SET EXERCISE
Identify the lines that contain the string "John", then copy each of them.

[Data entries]
--*--
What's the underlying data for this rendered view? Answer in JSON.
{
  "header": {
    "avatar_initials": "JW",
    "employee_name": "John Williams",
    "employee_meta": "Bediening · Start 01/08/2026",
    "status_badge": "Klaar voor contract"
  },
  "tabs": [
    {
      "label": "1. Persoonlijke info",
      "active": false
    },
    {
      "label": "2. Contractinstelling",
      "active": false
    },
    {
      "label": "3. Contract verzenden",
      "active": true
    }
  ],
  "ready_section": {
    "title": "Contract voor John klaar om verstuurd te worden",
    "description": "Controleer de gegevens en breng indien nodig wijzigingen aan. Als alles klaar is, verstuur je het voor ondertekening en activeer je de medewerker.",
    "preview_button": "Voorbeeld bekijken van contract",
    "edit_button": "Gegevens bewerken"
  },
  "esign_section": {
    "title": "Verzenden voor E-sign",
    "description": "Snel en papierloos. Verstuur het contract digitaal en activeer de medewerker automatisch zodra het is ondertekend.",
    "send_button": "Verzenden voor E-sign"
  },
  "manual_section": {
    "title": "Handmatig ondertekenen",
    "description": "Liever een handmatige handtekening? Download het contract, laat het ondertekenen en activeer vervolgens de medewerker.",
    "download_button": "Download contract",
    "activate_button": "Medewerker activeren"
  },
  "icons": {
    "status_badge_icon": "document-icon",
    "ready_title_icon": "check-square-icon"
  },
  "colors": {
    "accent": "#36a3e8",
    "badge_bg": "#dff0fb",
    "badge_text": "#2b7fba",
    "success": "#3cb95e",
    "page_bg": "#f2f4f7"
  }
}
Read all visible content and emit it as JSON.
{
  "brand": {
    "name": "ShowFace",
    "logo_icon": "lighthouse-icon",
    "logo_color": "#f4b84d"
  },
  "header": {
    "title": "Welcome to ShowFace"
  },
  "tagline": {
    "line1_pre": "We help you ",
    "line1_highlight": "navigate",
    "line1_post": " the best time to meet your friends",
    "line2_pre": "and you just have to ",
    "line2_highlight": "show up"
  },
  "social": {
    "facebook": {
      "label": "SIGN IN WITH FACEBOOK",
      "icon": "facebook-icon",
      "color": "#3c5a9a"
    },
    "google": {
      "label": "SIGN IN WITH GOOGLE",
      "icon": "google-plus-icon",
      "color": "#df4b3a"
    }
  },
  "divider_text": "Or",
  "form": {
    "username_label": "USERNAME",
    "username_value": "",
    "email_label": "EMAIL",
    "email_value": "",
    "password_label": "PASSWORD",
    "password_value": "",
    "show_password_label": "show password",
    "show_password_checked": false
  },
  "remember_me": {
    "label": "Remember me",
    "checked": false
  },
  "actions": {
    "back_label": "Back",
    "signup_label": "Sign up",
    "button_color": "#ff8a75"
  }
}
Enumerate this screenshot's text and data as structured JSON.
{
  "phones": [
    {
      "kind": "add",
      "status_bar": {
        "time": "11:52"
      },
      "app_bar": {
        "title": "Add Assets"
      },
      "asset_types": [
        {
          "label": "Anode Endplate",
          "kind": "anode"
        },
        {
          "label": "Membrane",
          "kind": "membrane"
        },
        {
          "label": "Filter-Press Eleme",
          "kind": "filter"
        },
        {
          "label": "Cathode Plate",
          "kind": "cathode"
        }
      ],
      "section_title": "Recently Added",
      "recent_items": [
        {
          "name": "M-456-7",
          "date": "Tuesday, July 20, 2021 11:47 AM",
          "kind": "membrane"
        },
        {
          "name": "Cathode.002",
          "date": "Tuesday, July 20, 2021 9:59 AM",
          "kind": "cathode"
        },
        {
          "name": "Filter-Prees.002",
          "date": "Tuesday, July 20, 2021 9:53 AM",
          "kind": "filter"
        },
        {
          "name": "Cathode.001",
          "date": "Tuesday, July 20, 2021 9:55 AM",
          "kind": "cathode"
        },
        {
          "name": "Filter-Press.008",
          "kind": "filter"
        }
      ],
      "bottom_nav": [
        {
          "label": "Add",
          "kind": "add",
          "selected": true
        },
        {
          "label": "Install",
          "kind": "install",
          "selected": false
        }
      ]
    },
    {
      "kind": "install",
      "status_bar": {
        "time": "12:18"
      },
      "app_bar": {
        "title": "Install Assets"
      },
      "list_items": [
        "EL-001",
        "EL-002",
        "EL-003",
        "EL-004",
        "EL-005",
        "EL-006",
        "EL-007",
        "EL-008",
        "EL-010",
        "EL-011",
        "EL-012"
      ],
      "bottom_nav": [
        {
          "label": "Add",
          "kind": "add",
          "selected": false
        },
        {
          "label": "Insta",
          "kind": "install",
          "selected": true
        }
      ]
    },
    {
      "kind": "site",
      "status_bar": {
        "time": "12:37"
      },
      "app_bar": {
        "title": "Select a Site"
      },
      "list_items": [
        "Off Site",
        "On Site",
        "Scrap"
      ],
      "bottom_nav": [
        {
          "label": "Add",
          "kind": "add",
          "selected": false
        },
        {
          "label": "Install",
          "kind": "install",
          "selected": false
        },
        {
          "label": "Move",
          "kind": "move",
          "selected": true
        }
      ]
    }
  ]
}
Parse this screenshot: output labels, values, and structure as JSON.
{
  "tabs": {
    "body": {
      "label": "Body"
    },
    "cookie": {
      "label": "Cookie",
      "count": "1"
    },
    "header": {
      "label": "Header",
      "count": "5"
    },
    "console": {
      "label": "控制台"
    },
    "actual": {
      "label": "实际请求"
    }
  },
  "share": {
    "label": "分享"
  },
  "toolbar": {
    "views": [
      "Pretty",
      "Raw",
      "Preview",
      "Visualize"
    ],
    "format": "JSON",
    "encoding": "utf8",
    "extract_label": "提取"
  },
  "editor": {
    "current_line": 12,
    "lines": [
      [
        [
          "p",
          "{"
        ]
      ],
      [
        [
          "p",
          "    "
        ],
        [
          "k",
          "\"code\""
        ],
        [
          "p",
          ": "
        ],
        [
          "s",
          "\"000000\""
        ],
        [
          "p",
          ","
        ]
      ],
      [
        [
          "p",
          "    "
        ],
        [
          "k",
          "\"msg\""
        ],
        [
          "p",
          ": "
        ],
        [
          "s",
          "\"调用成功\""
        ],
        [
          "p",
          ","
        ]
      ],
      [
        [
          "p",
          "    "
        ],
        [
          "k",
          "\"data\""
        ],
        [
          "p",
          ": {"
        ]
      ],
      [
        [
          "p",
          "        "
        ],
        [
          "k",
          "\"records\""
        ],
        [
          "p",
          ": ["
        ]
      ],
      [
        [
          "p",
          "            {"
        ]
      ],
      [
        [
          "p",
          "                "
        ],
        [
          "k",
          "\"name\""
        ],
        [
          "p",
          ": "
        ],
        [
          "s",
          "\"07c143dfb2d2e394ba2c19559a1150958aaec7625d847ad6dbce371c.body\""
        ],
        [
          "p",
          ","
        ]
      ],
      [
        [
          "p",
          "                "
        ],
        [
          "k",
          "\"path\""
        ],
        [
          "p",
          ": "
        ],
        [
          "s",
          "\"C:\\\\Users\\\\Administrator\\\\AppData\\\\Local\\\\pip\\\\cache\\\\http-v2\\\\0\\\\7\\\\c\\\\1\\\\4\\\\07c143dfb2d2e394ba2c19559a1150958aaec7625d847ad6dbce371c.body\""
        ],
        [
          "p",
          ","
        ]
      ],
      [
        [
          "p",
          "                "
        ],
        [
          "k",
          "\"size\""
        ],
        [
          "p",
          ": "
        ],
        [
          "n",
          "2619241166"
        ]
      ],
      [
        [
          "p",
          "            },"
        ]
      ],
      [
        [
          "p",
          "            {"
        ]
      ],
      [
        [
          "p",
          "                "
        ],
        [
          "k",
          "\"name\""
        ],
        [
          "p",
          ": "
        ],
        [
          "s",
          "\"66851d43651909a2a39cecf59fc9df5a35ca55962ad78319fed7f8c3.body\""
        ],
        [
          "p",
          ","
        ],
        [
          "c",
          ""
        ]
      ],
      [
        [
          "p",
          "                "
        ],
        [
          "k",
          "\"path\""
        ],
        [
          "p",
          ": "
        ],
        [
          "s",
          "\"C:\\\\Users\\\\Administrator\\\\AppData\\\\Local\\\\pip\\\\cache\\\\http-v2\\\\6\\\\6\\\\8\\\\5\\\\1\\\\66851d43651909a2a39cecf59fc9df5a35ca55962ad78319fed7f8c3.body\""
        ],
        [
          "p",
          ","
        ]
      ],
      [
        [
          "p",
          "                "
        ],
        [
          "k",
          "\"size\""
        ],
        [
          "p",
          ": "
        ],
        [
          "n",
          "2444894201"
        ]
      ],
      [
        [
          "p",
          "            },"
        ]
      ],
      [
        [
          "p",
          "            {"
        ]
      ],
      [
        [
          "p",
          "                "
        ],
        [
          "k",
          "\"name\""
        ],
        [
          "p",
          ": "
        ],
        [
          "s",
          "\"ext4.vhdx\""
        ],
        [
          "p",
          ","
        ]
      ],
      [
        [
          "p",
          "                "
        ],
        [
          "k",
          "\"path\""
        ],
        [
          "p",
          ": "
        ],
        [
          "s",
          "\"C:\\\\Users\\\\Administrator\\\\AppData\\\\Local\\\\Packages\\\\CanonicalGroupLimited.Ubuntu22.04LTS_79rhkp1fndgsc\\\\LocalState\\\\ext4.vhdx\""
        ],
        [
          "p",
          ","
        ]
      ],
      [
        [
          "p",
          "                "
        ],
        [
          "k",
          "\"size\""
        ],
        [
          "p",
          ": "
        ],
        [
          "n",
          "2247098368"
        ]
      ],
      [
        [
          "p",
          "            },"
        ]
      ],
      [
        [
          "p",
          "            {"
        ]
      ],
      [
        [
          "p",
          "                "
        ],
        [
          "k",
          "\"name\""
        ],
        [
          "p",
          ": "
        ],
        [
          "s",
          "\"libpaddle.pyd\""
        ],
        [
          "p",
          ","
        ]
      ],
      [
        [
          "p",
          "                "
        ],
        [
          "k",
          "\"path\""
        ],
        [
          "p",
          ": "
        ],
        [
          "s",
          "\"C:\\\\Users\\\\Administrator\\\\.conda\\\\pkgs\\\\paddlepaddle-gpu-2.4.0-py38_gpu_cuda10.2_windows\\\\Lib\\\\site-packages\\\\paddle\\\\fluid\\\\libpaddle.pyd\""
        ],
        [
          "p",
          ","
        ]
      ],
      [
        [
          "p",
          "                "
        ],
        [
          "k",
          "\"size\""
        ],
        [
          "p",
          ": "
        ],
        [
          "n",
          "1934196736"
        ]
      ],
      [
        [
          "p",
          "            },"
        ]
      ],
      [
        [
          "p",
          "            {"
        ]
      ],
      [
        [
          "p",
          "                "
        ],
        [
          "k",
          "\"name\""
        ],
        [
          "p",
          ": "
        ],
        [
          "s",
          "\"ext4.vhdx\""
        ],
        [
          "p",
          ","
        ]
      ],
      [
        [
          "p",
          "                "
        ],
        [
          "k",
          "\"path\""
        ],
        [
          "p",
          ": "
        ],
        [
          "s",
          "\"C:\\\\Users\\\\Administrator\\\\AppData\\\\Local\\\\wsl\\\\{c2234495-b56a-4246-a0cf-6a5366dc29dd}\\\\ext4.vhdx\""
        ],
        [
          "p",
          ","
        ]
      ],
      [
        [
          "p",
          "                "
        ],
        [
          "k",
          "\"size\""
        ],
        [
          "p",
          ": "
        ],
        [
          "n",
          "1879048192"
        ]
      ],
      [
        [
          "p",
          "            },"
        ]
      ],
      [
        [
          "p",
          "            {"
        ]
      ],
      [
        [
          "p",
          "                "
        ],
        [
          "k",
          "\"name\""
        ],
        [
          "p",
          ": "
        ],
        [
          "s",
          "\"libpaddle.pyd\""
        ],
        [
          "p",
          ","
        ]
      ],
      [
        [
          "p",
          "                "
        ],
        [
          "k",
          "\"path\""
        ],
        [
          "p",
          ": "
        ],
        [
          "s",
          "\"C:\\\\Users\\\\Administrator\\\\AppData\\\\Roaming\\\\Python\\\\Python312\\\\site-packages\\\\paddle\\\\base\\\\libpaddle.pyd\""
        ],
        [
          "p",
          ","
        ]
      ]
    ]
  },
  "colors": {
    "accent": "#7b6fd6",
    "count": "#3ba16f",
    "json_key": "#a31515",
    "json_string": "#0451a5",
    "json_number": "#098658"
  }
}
--*--
RESULT
    "employee_name": "John Williams",
    "title": "Contract voor John klaar om verstuurd te worden",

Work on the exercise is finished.